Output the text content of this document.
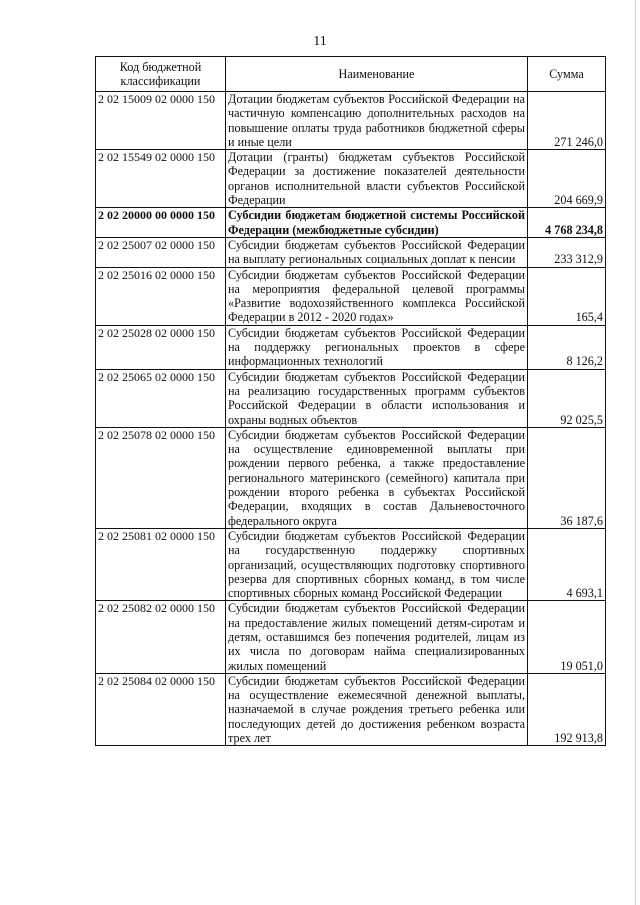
11
Код бюджетной классификации	Наименование	Сумма
2 02 15009 02 0000 150	Дотации бюджетам субъектов Российской Федерации на частичную компенсацию дополнительных расходов на повышение оплаты труда работников бюджетной сферы и иные цели	271 246,0
2 02 15549 02 0000 150	Дотации (гранты) бюджетам субъектов Российской Федерации за достижение показателей деятельности органов исполнительной власти субъектов Российской Федерации	204 669,9
2 02 20000 00 0000 150	Субсидии бюджетам бюджетной системы Российской Федерации (межбюджетные субсидии)	4 768 234,8
2 02 25007 02 0000 150	Субсидии бюджетам субъектов Российской Федерации на выплату региональных социальных доплат к пенсии	233 312,9
2 02 25016 02 0000 150	Субсидии бюджетам субъектов Российской Федерации на мероприятия федеральной целевой программы «Развитие водохозяйственного комплекса Российской Федерации в 2012 - 2020 годах»	165,4
2 02 25028 02 0000 150	Субсидии бюджетам субъектов Российской Федерации на поддержку региональных проектов в сфере информационных технологий	8 126,2
2 02 25065 02 0000 150	Субсидии бюджетам субъектов Российской Федерации на реализацию государственных программ субъектов Российской Федерации в области использования и охраны водных объектов	92 025,5
2 02 25078 02 0000 150	Субсидии бюджетам субъектов Российской Федерации на осуществление единовременной выплаты при рождении первого ребенка, а также предоставление регионального материнского (семейного) капитала при рождении второго ребенка в субъектах Российской Федерации, входящих в состав Дальневосточного федерального округа	36 187,6
2 02 25081 02 0000 150	Субсидии бюджетам субъектов Российской Федерации на государственную поддержку спортивных организаций, осуществляющих подготовку спортивного резерва для спортивных сборных команд, в том числе спортивных сборных команд Российской Федерации	4 693,1
2 02 25082 02 0000 150	Субсидии бюджетам субъектов Российской Федерации на предоставление жилых помещений детям-сиротам и детям, оставшимся без попечения родителей, лицам из их числа по договорам найма специализированных жилых помещений	19 051,0
2 02 25084 02 0000 150	Субсидии бюджетам субъектов Российской Федерации на осуществление ежемесячной денежной выплаты, назначаемой в случае рождения третьего ребенка или последующих детей до достижения ребенком возраста трех лет	192 913,8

===

> [Requirement]: Count each line where the string "Дотации" occurs, and write only the number.

> [Answer to this task]: 2